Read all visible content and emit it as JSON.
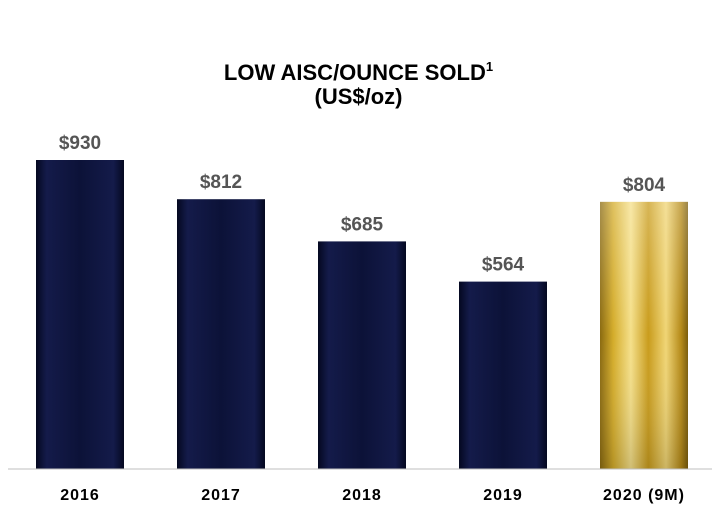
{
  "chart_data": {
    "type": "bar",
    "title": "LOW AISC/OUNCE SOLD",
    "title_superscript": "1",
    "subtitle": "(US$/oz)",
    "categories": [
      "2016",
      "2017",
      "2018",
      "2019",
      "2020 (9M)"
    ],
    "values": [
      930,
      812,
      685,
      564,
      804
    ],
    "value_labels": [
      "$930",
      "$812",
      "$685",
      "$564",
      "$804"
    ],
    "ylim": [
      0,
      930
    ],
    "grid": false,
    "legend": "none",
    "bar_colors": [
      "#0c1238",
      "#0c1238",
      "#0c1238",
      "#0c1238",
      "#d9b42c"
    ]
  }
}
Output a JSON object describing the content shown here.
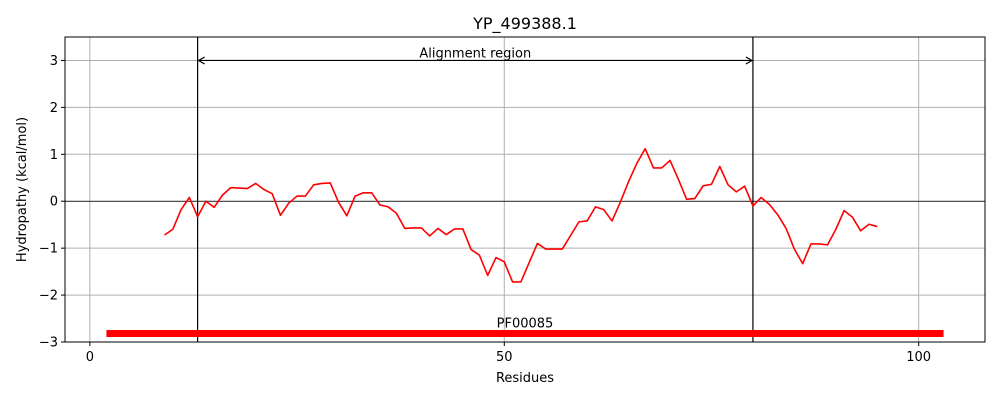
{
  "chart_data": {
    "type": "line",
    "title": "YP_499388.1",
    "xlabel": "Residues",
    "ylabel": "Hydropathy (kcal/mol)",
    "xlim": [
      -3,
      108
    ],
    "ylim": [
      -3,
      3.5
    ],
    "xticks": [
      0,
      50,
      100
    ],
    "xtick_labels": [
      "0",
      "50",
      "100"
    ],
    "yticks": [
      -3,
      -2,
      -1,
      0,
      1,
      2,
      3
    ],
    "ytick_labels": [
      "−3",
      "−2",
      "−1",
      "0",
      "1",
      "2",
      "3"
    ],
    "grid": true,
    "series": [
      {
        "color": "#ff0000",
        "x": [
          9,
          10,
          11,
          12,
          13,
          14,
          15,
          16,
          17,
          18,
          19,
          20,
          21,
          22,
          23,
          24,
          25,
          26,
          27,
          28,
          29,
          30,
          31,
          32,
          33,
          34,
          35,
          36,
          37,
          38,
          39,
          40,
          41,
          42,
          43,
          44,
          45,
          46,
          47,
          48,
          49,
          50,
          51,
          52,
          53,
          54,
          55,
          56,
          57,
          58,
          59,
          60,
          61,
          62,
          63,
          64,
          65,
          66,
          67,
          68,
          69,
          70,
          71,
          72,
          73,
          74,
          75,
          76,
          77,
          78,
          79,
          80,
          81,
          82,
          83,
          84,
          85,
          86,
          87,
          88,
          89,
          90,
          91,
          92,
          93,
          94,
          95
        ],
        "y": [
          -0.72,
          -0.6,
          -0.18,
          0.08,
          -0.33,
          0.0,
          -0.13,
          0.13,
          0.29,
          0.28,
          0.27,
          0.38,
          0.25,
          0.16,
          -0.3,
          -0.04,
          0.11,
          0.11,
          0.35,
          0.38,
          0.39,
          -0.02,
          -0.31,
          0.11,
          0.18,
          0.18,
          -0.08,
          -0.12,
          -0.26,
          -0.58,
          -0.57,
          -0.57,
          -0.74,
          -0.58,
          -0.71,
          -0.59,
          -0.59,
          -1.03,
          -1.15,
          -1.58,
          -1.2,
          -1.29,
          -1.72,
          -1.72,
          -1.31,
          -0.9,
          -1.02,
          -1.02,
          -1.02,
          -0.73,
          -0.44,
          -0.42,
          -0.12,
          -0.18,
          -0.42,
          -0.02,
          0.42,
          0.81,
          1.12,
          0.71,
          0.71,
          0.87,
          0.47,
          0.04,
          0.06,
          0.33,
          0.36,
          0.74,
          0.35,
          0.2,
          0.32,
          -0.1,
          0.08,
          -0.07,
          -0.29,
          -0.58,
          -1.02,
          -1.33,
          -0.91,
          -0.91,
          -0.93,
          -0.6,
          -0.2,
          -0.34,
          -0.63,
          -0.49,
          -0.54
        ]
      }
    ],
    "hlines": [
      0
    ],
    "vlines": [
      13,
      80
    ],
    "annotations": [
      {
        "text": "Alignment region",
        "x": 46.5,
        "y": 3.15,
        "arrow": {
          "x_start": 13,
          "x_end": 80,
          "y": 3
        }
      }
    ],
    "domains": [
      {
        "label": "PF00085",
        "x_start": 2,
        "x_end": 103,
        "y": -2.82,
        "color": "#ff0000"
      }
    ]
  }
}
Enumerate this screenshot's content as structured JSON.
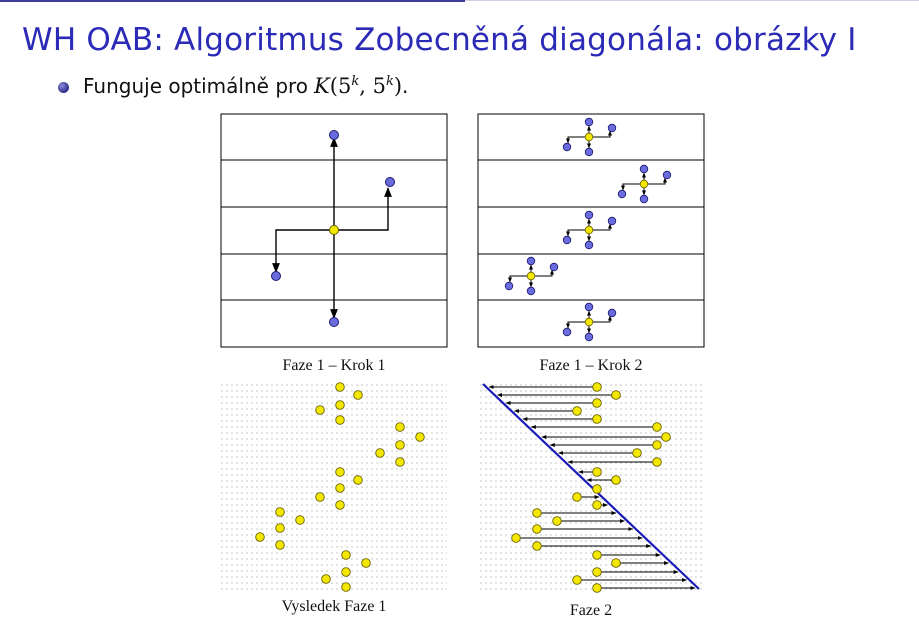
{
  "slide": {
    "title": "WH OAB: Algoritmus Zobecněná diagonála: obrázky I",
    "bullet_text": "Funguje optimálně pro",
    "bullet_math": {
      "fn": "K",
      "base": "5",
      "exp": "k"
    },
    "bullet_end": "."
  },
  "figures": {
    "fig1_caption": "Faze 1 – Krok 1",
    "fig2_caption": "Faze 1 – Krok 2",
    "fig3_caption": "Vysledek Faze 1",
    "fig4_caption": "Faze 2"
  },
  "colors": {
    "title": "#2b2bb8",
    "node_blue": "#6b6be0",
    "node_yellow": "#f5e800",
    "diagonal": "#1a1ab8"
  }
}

# # #

* **The task**
Copy out all lines where the word "content" appears.

* **Answer below**
Read all visible content and emit it as JSON.
Output a JSON object describing the content shown here.
Enumerate this screenshot's content as structured JSON.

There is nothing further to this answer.